[Figure collection entries]

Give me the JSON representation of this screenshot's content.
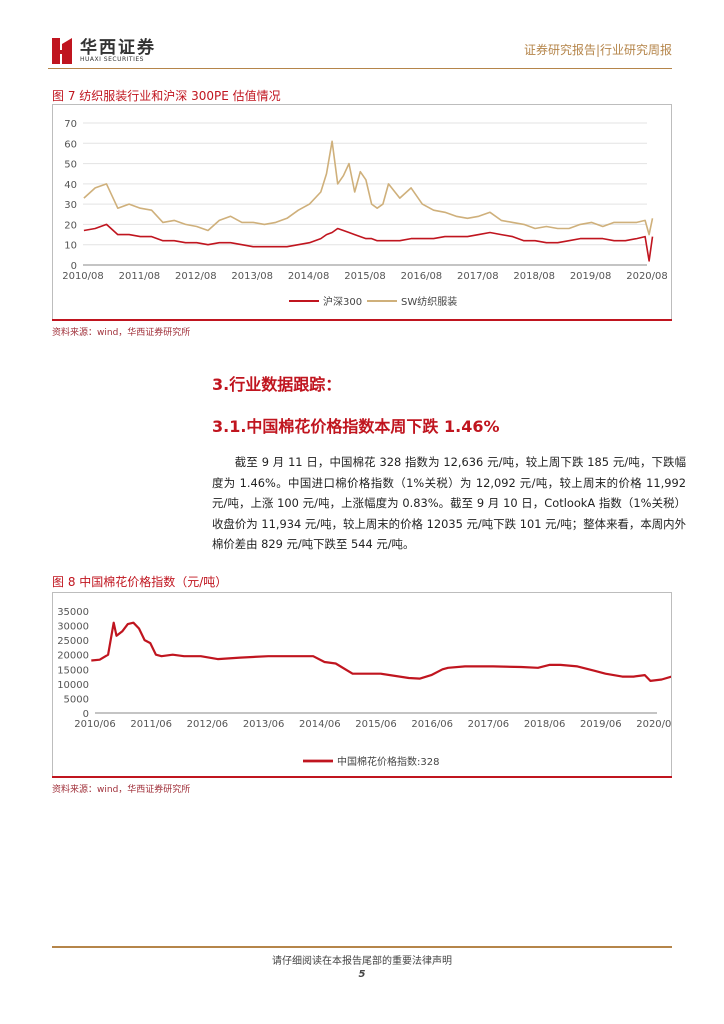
{
  "header": {
    "brand_cn": "华西证券",
    "brand_en": "HUAXI SECURITIES",
    "report_type": "证券研究报告|行业研究周报"
  },
  "figure7": {
    "title": "图 7 纺织服装行业和沪深 300PE 估值情况",
    "source": "资料来源：wind，华西证券研究所",
    "chart_data": {
      "type": "line",
      "title": "",
      "xlabel": "",
      "ylabel": "",
      "ylim": [
        0,
        70
      ],
      "yticks": [
        0,
        10,
        20,
        30,
        40,
        50,
        60,
        70
      ],
      "xticks": [
        "2010/08",
        "2011/08",
        "2012/08",
        "2013/08",
        "2014/08",
        "2015/08",
        "2016/08",
        "2017/08",
        "2018/08",
        "2019/08",
        "2020/08"
      ],
      "legend_position": "bottom",
      "grid": true,
      "x": [
        2010.6,
        2010.8,
        2011.0,
        2011.2,
        2011.4,
        2011.6,
        2011.8,
        2012.0,
        2012.2,
        2012.4,
        2012.6,
        2012.8,
        2013.0,
        2013.2,
        2013.4,
        2013.6,
        2013.8,
        2014.0,
        2014.2,
        2014.4,
        2014.6,
        2014.8,
        2014.9,
        2015.0,
        2015.1,
        2015.2,
        2015.3,
        2015.4,
        2015.5,
        2015.6,
        2015.7,
        2015.8,
        2015.9,
        2016.0,
        2016.2,
        2016.4,
        2016.6,
        2016.8,
        2017.0,
        2017.2,
        2017.4,
        2017.6,
        2017.8,
        2018.0,
        2018.2,
        2018.4,
        2018.6,
        2018.8,
        2019.0,
        2019.2,
        2019.4,
        2019.6,
        2019.8,
        2020.0,
        2020.2,
        2020.4,
        2020.55,
        2020.62,
        2020.68
      ],
      "series": [
        {
          "name": "沪深300",
          "color": "#c0151f",
          "values": [
            17,
            18,
            20,
            15,
            15,
            14,
            14,
            12,
            12,
            11,
            11,
            10,
            11,
            11,
            10,
            9,
            9,
            9,
            9,
            10,
            11,
            13,
            15,
            16,
            18,
            17,
            16,
            15,
            14,
            13,
            13,
            12,
            12,
            12,
            12,
            13,
            13,
            13,
            14,
            14,
            14,
            15,
            16,
            15,
            14,
            12,
            12,
            11,
            11,
            12,
            13,
            13,
            13,
            12,
            12,
            13,
            14,
            2,
            14
          ]
        },
        {
          "name": "SW纺织服装",
          "color": "#cfb07b",
          "values": [
            33,
            38,
            40,
            28,
            30,
            28,
            27,
            21,
            22,
            20,
            19,
            17,
            22,
            24,
            21,
            21,
            20,
            21,
            23,
            27,
            30,
            36,
            45,
            61,
            40,
            44,
            50,
            36,
            46,
            42,
            30,
            28,
            30,
            40,
            33,
            38,
            30,
            27,
            26,
            24,
            23,
            24,
            26,
            22,
            21,
            20,
            18,
            19,
            18,
            18,
            20,
            21,
            19,
            21,
            21,
            21,
            22,
            15,
            23
          ]
        }
      ]
    }
  },
  "section": {
    "heading": "3.行业数据跟踪：",
    "subheading": "3.1.中国棉花价格指数本周下跌 1.46%",
    "paragraph": "截至 9 月 11 日，中国棉花 328 指数为 12,636 元/吨，较上周下跌 185 元/吨，下跌幅度为 1.46%。中国进口棉价格指数（1%关税）为 12,092 元/吨，较上周末的价格 11,992 元/吨，上涨 100 元/吨，上涨幅度为 0.83%。截至 9 月 10 日，CotlookA 指数（1%关税）收盘价为 11,934 元/吨，较上周末的价格 12035 元/吨下跌 101 元/吨；整体来看，本周内外棉价差由 829 元/吨下跌至 544 元/吨。"
  },
  "figure8": {
    "title": "图 8 中国棉花价格指数（元/吨）",
    "source": "资料来源：wind，华西证券研究所",
    "chart_data": {
      "type": "line",
      "title": "",
      "xlabel": "",
      "ylabel": "",
      "ylim": [
        0,
        35000
      ],
      "yticks": [
        0,
        5000,
        10000,
        15000,
        20000,
        25000,
        30000,
        35000
      ],
      "xticks": [
        "2010/06",
        "2011/06",
        "2012/06",
        "2013/06",
        "2014/06",
        "2015/06",
        "2016/06",
        "2017/06",
        "2018/06",
        "2019/06",
        "2020/06"
      ],
      "legend_position": "bottom",
      "grid": false,
      "x": [
        2010.35,
        2010.5,
        2010.65,
        2010.75,
        2010.8,
        2010.9,
        2011.0,
        2011.1,
        2011.2,
        2011.3,
        2011.4,
        2011.5,
        2011.6,
        2011.8,
        2012.0,
        2012.3,
        2012.6,
        2013.0,
        2013.5,
        2014.0,
        2014.3,
        2014.5,
        2014.7,
        2015.0,
        2015.5,
        2016.0,
        2016.2,
        2016.4,
        2016.6,
        2016.7,
        2017.0,
        2017.5,
        2018.0,
        2018.3,
        2018.5,
        2018.7,
        2019.0,
        2019.3,
        2019.5,
        2019.8,
        2020.0,
        2020.2,
        2020.3,
        2020.5,
        2020.7
      ],
      "series": [
        {
          "name": "中国棉花价格指数:328",
          "color": "#c0151f",
          "values": [
            18000,
            18300,
            20000,
            31000,
            26500,
            28000,
            30500,
            31000,
            29000,
            25000,
            24000,
            20000,
            19500,
            20000,
            19500,
            19500,
            18500,
            19000,
            19500,
            19500,
            19500,
            17500,
            17000,
            13500,
            13500,
            12000,
            11800,
            13000,
            15000,
            15500,
            16000,
            16000,
            15800,
            15500,
            16500,
            16500,
            16000,
            14500,
            13500,
            12500,
            12500,
            13000,
            11000,
            11500,
            12636
          ]
        }
      ]
    }
  },
  "footer": {
    "note": "请仔细阅读在本报告尾部的重要法律声明",
    "page": "5"
  }
}
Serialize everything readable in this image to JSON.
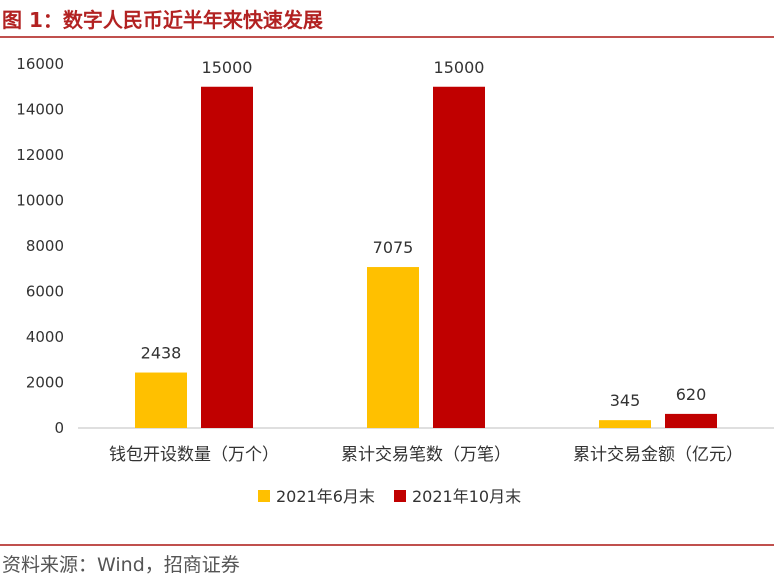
{
  "header": {
    "title": "图 1：数字人民币近半年来快速发展"
  },
  "footer": {
    "source": "资料来源：Wind，招商证券"
  },
  "colors": {
    "accent": "#c0504d",
    "title": "#b22222"
  },
  "chart_data": {
    "type": "bar",
    "categories": [
      "钱包开设数量（万个）",
      "累计交易笔数（万笔）",
      "累计交易金额（亿元）"
    ],
    "series": [
      {
        "name": "2021年6月末",
        "values": [
          2438,
          7075,
          345
        ],
        "color": "#ffc000"
      },
      {
        "name": "2021年10月末",
        "values": [
          15000,
          15000,
          620
        ],
        "color": "#c00000"
      }
    ],
    "yticks": [
      0,
      2000,
      4000,
      6000,
      8000,
      10000,
      12000,
      14000,
      16000
    ],
    "ylim": [
      0,
      16000
    ],
    "legend": "bottom",
    "grid": false
  }
}
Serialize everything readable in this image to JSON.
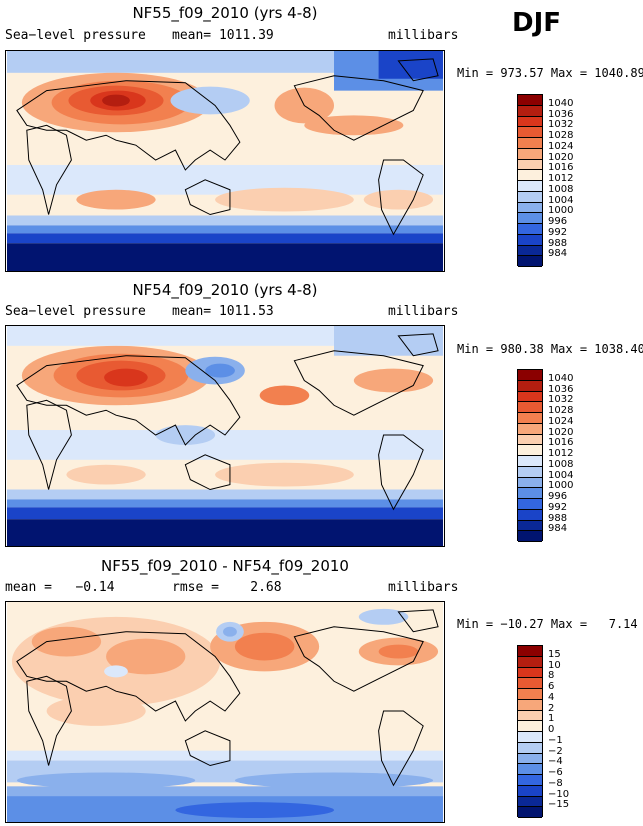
{
  "season": "DJF",
  "panels": [
    {
      "title": "NF55_f09_2010 (yrs 4-8)",
      "left_label": "Sea−level pressure",
      "center_label": "mean= 1011.39",
      "right_label": "millibars",
      "range_text": "Min = 973.57 Max = 1040.89",
      "levels": [
        "1040",
        "1036",
        "1032",
        "1028",
        "1024",
        "1020",
        "1016",
        "1012",
        "1008",
        "1004",
        "1000",
        "996",
        "992",
        "988",
        "984"
      ]
    },
    {
      "title": "NF54_f09_2010 (yrs 4-8)",
      "left_label": "Sea−level pressure",
      "center_label": "mean= 1011.53",
      "right_label": "millibars",
      "range_text": "Min = 980.38 Max = 1038.40",
      "levels": [
        "1040",
        "1036",
        "1032",
        "1028",
        "1024",
        "1020",
        "1016",
        "1012",
        "1008",
        "1004",
        "1000",
        "996",
        "992",
        "988",
        "984"
      ]
    },
    {
      "title": "NF55_f09_2010 - NF54_f09_2010",
      "left_label": "mean =   −0.14",
      "center_label": "rmse =    2.68",
      "right_label": "millibars",
      "range_text": "Min = −10.27 Max =   7.14",
      "levels": [
        "15",
        "10",
        "8",
        "6",
        "4",
        "2",
        "1",
        "0",
        "−1",
        "−2",
        "−4",
        "−6",
        "−8",
        "−10",
        "−15"
      ]
    }
  ],
  "chart_data": {
    "type": "heatmap",
    "variable": "Sea-level pressure",
    "units": "millibars",
    "season": "DJF",
    "maps": [
      {
        "title": "NF55_f09_2010 (yrs 4-8)",
        "mean": 1011.39,
        "min": 973.57,
        "max": 1040.89,
        "contour_levels": [
          984,
          988,
          992,
          996,
          1000,
          1004,
          1008,
          1012,
          1016,
          1020,
          1024,
          1028,
          1032,
          1036,
          1040
        ]
      },
      {
        "title": "NF54_f09_2010 (yrs 4-8)",
        "mean": 1011.53,
        "min": 980.38,
        "max": 1038.4,
        "contour_levels": [
          984,
          988,
          992,
          996,
          1000,
          1004,
          1008,
          1012,
          1016,
          1020,
          1024,
          1028,
          1032,
          1036,
          1040
        ]
      },
      {
        "title": "NF55_f09_2010 - NF54_f09_2010",
        "mean": -0.14,
        "rmse": 2.68,
        "min": -10.27,
        "max": 7.14,
        "contour_levels": [
          -15,
          -10,
          -8,
          -6,
          -4,
          -2,
          -1,
          0,
          1,
          2,
          4,
          6,
          8,
          10,
          15
        ]
      }
    ]
  },
  "colors": {
    "palette": [
      "#8b0000",
      "#b41e10",
      "#d9361c",
      "#e85a32",
      "#f2804f",
      "#f7a77a",
      "#fbcfb0",
      "#fdf0dd",
      "#dbe8fb",
      "#b4cdf3",
      "#8ab0ec",
      "#5c8fe6",
      "#3366e0",
      "#1a44c8",
      "#0a2896",
      "#011470"
    ]
  }
}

_Given task_.
Gather all the lines that include the word "name" and copy them out.

_Exercise solution_.
          "name": "沪深300",
          "name": "SW纺织服装",
          "name": "中国棉花价格指数:328",
        "name": "2021年6月末",
        "name": "2021年10月末",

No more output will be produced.